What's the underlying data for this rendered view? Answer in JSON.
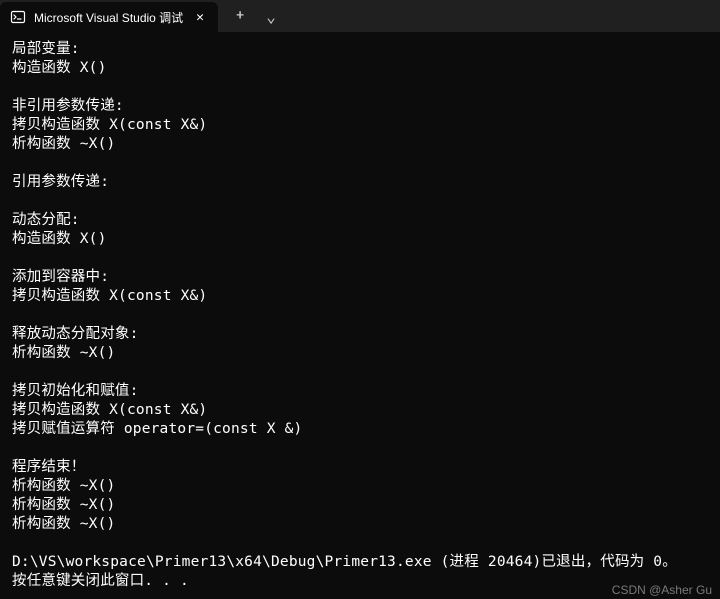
{
  "titleBar": {
    "tab": {
      "title": "Microsoft Visual Studio 调试",
      "closeGlyph": "✕"
    },
    "newTabGlyph": "+",
    "dropdownGlyph": "⌄"
  },
  "terminal": {
    "lines": [
      "局部变量:",
      "构造函数 X()",
      "",
      "非引用参数传递:",
      "拷贝构造函数 X(const X&)",
      "析构函数 ~X()",
      "",
      "引用参数传递:",
      "",
      "动态分配:",
      "构造函数 X()",
      "",
      "添加到容器中:",
      "拷贝构造函数 X(const X&)",
      "",
      "释放动态分配对象:",
      "析构函数 ~X()",
      "",
      "拷贝初始化和赋值:",
      "拷贝构造函数 X(const X&)",
      "拷贝赋值运算符 operator=(const X &)",
      "",
      "程序结束！",
      "析构函数 ~X()",
      "析构函数 ~X()",
      "析构函数 ~X()",
      "",
      "D:\\VS\\workspace\\Primer13\\x64\\Debug\\Primer13.exe (进程 20464)已退出，代码为 0。",
      "按任意键关闭此窗口. . ."
    ]
  },
  "watermark": "CSDN @Asher Gu"
}
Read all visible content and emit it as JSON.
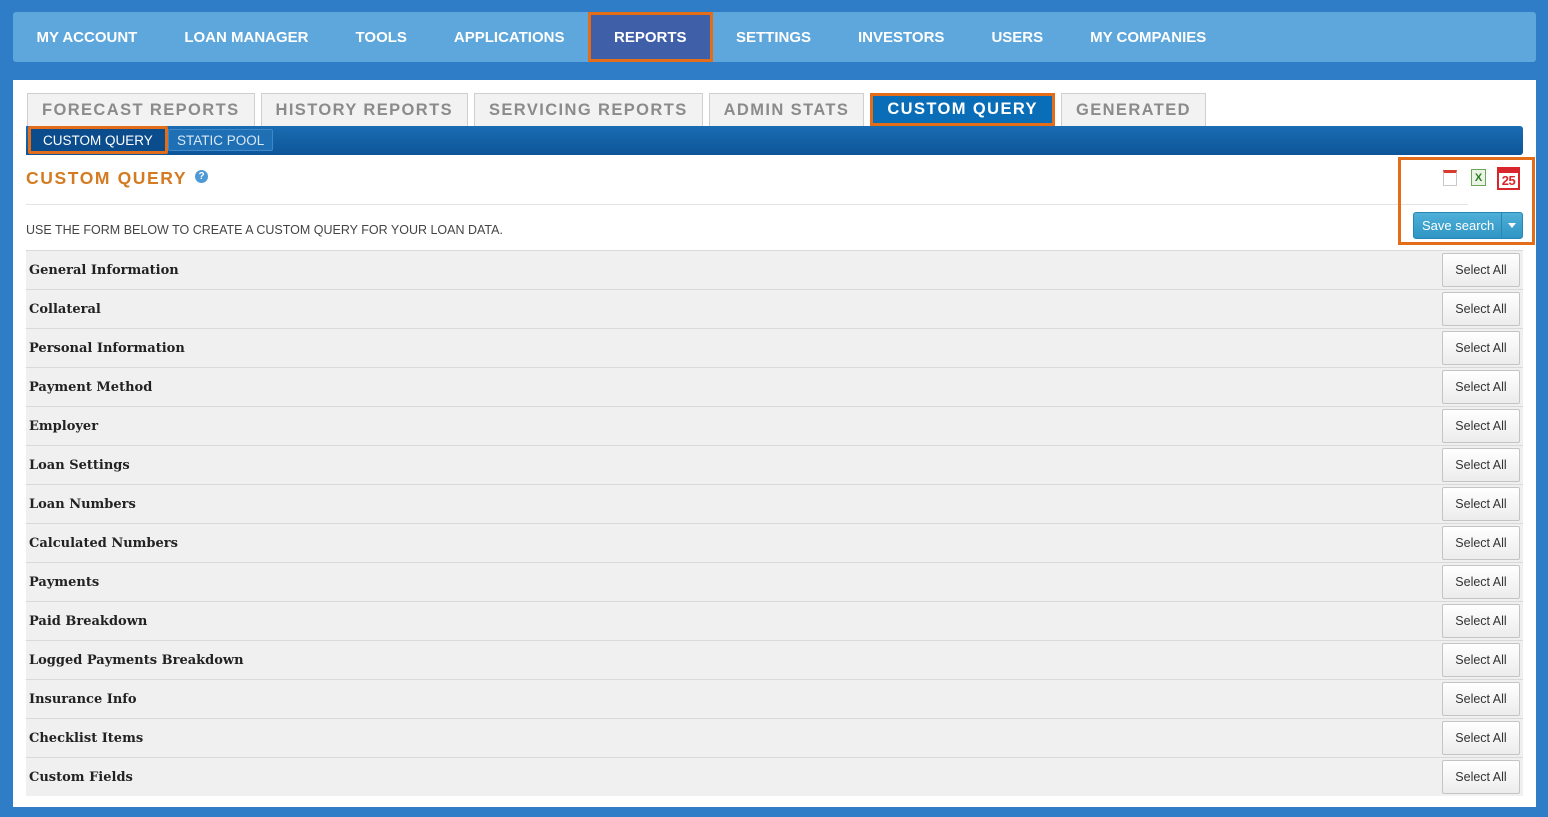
{
  "top_nav": {
    "items": [
      {
        "label": "MY ACCOUNT",
        "active": false
      },
      {
        "label": "LOAN MANAGER",
        "active": false
      },
      {
        "label": "TOOLS",
        "active": false
      },
      {
        "label": "APPLICATIONS",
        "active": false
      },
      {
        "label": "REPORTS",
        "active": true
      },
      {
        "label": "SETTINGS",
        "active": false
      },
      {
        "label": "INVESTORS",
        "active": false
      },
      {
        "label": "USERS",
        "active": false
      },
      {
        "label": "MY COMPANIES",
        "active": false
      }
    ]
  },
  "report_tabs": [
    {
      "label": "FORECAST REPORTS",
      "active": false
    },
    {
      "label": "HISTORY REPORTS",
      "active": false
    },
    {
      "label": "SERVICING REPORTS",
      "active": false
    },
    {
      "label": "ADMIN STATS",
      "active": false
    },
    {
      "label": "CUSTOM QUERY",
      "active": true
    },
    {
      "label": "GENERATED",
      "active": false
    }
  ],
  "sub_tabs": [
    {
      "label": "CUSTOM QUERY",
      "active": true
    },
    {
      "label": "STATIC POOL",
      "active": false
    }
  ],
  "page": {
    "title": "CUSTOM QUERY",
    "help_icon": "help-icon",
    "intro": "USE THE FORM BELOW TO CREATE A CUSTOM QUERY FOR YOUR LOAN DATA."
  },
  "actions": {
    "export_icons": [
      "pdf-icon",
      "excel-icon",
      "calendar-icon"
    ],
    "calendar_day": "25",
    "excel_glyph": "X",
    "save_label": "Save search"
  },
  "sections": {
    "select_all_label": "Select All",
    "items": [
      "General Information",
      "Collateral",
      "Personal Information",
      "Payment Method",
      "Employer",
      "Loan Settings",
      "Loan Numbers",
      "Calculated Numbers",
      "Payments",
      "Paid Breakdown",
      "Logged Payments Breakdown",
      "Insurance Info",
      "Checklist Items",
      "Custom Fields"
    ]
  },
  "colors": {
    "page_bg": "#2f7cc7",
    "nav_bg": "#5ea7dc",
    "nav_active": "#3f5fa8",
    "highlight": "#e46d1a",
    "title_orange": "#d47b22",
    "tab_active": "#0a6db8"
  }
}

Job:
From the listing, copy every line where the string "Payments" appears.

Full response:
      "Payments",
      "Logged Payments Breakdown",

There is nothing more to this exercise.